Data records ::
○ ○ ○ ○ ○
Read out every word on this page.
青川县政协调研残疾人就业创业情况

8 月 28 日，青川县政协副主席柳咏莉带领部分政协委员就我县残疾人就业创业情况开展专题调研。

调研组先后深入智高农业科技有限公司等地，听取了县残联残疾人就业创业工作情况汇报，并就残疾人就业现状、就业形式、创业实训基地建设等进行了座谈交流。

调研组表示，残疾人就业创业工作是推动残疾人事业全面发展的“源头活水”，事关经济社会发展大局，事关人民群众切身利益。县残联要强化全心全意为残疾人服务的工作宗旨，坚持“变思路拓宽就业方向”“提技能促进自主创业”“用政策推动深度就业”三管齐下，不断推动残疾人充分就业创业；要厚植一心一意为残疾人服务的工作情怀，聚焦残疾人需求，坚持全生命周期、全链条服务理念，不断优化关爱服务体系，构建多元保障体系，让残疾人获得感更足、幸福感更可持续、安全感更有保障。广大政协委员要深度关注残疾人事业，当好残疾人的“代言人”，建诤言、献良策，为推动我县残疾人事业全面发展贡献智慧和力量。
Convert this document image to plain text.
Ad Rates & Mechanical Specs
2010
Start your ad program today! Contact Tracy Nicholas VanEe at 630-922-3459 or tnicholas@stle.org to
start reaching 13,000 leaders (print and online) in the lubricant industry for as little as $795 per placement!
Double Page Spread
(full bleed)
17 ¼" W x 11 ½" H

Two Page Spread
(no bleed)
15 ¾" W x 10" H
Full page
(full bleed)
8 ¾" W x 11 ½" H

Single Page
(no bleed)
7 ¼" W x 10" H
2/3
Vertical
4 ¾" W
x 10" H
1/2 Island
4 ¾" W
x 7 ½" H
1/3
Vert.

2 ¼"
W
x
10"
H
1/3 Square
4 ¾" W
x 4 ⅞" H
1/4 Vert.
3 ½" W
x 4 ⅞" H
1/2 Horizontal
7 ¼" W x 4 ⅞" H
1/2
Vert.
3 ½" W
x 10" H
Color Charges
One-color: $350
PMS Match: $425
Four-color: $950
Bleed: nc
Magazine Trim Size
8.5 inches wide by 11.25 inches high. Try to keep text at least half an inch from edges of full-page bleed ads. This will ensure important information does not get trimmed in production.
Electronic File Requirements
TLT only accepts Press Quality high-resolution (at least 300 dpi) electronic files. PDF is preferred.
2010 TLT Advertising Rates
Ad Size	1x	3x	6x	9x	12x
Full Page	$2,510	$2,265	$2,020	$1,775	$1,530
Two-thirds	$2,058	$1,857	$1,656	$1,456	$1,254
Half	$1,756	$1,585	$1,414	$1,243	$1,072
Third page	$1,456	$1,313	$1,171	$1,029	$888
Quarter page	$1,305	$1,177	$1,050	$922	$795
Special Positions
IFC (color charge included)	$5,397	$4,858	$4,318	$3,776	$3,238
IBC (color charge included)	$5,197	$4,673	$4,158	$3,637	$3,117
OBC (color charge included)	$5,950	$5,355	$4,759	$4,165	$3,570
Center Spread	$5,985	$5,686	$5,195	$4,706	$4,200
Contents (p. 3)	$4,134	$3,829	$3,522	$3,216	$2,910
○ ○ ○ ○ ○
Problem to solve :: Write out the records above again, keeping each one identical to the original.

Solution for this exercise ::
Read out every word on this page.
青川县政协调研残疾人就业创业情况

8 月 28 日，青川县政协副主席柳咏莉带领部分政协委员就我县残疾人就业创业情况开展专题调研。

调研组先后深入智高农业科技有限公司等地，听取了县残联残疾人就业创业工作情况汇报，并就残疾人就业现状、就业形式、创业实训基地建设等进行了座谈交流。

调研组表示，残疾人就业创业工作是推动残疾人事业全面发展的“源头活水”，事关经济社会发展大局，事关人民群众切身利益。县残联要强化全心全意为残疾人服务的工作宗旨，坚持“变思路拓宽就业方向”“提技能促进自主创业”“用政策推动深度就业”三管齐下，不断推动残疾人充分就业创业；要厚植一心一意为残疾人服务的工作情怀，聚焦残疾人需求，坚持全生命周期、全链条服务理念，不断优化关爱服务体系，构建多元保障体系，让残疾人获得感更足、幸福感更可持续、安全感更有保障。广大政协委员要深度关注残疾人事业，当好残疾人的“代言人”，建诤言、献良策，为推动我县残疾人事业全面发展贡献智慧和力量。
Convert this document image to plain text.
Ad Rates & Mechanical Specs
2010
Start your ad program today! Contact Tracy Nicholas VanEe at 630-922-3459 or tnicholas@stle.org to
start reaching 13,000 leaders (print and online) in the lubricant industry for as little as $795 per placement!
Double Page Spread
(full bleed)
17 ¼" W x 11 ½" H

Two Page Spread
(no bleed)
15 ¾" W x 10" H
Full page
(full bleed)
8 ¾" W x 11 ½" H

Single Page
(no bleed)
7 ¼" W x 10" H
2/3
Vertical
4 ¾" W
x 10" H
1/2 Island
4 ¾" W
x 7 ½" H
1/3
Vert.

2 ¼"
W
x
10"
H
1/3 Square
4 ¾" W
x 4 ⅞" H
1/4 Vert.
3 ½" W
x 4 ⅞" H
1/2 Horizontal
7 ¼" W x 4 ⅞" H
1/2
Vert.
3 ½" W
x 10" H
Color Charges
One-color: $350
PMS Match: $425
Four-color: $950
Bleed: nc
Magazine Trim Size
8.5 inches wide by 11.25 inches high. Try to keep text at least half an inch from edges of full-page bleed ads. This will ensure important information does not get trimmed in production.
Electronic File Requirements
TLT only accepts Press Quality high-resolution (at least 300 dpi) electronic files. PDF is preferred.
2010 TLT Advertising Rates
Ad Size	1x	3x	6x	9x	12x
Full Page	$2,510	$2,265	$2,020	$1,775	$1,530
Two-thirds	$2,058	$1,857	$1,656	$1,456	$1,254
Half	$1,756	$1,585	$1,414	$1,243	$1,072
Third page	$1,456	$1,313	$1,171	$1,029	$888
Quarter page	$1,305	$1,177	$1,050	$922	$795
Special Positions
IFC (color charge included)	$5,397	$4,858	$4,318	$3,776	$3,238
IBC (color charge included)	$5,197	$4,673	$4,158	$3,637	$3,117
OBC (color charge included)	$5,950	$5,355	$4,759	$4,165	$3,570
Center Spread	$5,985	$5,686	$5,195	$4,706	$4,200
Contents (p. 3)	$4,134	$3,829	$3,522	$3,216	$2,910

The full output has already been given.